## start

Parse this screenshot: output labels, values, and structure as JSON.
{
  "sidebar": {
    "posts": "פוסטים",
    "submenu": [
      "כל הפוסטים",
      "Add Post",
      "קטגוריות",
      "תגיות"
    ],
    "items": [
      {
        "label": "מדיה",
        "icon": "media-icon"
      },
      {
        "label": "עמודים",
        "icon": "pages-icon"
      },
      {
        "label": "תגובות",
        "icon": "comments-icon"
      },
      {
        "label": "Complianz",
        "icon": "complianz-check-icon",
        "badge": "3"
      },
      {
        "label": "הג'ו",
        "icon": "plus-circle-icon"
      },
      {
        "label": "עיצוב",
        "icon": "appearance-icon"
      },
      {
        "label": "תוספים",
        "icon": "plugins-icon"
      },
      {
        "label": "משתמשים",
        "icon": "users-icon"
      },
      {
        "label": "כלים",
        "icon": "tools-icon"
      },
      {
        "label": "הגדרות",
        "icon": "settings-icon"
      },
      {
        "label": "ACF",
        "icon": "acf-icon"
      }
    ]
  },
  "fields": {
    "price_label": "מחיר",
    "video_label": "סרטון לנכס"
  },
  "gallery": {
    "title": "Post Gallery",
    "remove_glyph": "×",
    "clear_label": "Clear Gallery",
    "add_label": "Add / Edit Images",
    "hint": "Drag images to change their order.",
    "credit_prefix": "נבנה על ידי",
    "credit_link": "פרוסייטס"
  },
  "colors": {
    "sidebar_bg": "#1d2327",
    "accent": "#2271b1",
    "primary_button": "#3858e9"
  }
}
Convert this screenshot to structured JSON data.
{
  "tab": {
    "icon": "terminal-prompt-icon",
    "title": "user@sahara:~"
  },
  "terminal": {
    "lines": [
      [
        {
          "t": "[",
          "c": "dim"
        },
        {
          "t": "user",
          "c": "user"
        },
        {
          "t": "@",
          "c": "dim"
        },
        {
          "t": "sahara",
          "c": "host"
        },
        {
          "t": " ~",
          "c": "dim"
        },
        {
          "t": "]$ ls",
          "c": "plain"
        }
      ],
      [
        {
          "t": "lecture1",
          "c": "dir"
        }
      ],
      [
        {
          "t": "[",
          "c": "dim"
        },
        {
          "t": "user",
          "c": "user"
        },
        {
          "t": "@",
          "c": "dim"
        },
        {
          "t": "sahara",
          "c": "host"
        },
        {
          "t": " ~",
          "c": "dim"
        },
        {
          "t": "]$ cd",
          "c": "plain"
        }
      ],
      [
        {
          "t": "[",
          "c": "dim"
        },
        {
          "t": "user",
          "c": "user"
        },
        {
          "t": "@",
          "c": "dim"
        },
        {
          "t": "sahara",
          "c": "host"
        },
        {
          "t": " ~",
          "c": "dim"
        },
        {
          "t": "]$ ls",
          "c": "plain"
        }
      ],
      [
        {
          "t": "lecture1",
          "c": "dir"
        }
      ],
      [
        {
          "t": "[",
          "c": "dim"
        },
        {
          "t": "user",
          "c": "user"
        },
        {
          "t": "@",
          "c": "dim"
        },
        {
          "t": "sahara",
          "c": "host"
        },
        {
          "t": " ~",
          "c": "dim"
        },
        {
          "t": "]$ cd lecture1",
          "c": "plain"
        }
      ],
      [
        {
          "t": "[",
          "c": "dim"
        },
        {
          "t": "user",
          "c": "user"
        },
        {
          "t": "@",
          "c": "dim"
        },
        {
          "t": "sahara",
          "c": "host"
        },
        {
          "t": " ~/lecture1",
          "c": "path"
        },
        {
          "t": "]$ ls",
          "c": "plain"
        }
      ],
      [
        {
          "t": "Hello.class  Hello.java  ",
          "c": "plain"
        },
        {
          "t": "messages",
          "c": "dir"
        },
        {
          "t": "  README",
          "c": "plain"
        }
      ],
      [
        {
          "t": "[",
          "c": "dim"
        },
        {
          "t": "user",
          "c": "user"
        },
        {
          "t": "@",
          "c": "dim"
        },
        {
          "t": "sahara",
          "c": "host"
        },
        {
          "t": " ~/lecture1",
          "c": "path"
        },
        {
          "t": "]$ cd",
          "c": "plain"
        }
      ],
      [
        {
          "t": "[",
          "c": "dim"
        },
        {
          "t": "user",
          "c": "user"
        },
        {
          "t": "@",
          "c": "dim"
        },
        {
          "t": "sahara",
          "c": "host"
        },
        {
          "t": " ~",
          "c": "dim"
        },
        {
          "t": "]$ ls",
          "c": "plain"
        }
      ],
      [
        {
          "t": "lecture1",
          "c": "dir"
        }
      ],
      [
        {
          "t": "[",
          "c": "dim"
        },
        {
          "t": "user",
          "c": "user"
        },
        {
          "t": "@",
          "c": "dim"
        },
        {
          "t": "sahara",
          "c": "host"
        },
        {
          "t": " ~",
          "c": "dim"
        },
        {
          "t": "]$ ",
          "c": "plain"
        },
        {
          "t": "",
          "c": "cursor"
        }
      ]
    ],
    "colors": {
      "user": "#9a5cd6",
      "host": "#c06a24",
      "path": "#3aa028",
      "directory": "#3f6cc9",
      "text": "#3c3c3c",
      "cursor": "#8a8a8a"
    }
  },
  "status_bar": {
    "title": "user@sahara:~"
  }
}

## end

REQUIREMENTS → Go through the material and copy out every line with "JSON" in it.

FINISHED TASK →
Parse this screenshot: output labels, values, and structure as JSON.
Convert this screenshot to structured JSON data.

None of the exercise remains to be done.